→ DIRECTIONS: Scan the records for the string "JSON"; copy each line where it occurs.

→ Source data:
▬▬▬
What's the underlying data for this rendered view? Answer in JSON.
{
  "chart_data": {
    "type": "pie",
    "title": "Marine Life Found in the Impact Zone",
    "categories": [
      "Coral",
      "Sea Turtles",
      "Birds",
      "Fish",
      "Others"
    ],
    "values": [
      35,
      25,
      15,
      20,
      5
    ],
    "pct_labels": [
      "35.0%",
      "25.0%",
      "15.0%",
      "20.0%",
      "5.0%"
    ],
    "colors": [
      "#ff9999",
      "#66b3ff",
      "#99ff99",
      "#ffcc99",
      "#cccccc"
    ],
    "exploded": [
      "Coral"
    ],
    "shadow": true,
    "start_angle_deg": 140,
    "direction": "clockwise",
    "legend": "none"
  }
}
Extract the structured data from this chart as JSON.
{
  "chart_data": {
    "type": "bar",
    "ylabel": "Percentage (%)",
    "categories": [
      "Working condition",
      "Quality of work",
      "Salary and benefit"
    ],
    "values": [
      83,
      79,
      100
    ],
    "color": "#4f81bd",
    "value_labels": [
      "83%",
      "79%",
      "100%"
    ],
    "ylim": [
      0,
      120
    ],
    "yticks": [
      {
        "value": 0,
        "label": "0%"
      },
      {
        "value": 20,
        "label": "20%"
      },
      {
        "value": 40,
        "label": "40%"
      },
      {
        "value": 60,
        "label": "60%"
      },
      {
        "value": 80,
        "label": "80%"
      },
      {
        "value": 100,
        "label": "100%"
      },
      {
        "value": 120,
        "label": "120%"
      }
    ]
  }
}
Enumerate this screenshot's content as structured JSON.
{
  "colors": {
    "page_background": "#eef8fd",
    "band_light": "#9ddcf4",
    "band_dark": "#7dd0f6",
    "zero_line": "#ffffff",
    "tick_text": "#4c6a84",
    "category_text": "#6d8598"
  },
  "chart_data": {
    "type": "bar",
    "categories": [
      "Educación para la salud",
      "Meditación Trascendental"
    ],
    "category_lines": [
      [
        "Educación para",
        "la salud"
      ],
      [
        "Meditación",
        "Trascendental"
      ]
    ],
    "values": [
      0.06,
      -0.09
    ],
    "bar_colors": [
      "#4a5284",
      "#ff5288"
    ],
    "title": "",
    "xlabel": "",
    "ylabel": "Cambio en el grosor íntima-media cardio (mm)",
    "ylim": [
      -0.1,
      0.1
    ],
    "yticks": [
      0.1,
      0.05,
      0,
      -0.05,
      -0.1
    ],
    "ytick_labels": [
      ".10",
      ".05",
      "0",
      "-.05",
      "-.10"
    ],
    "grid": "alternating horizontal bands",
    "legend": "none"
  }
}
▬▬▬
→ PROBLEM SOLUTION:
What's the underlying data for this rendered view? Answer in JSON.
Extract the structured data from this chart as JSON.
Enumerate this screenshot's content as structured JSON.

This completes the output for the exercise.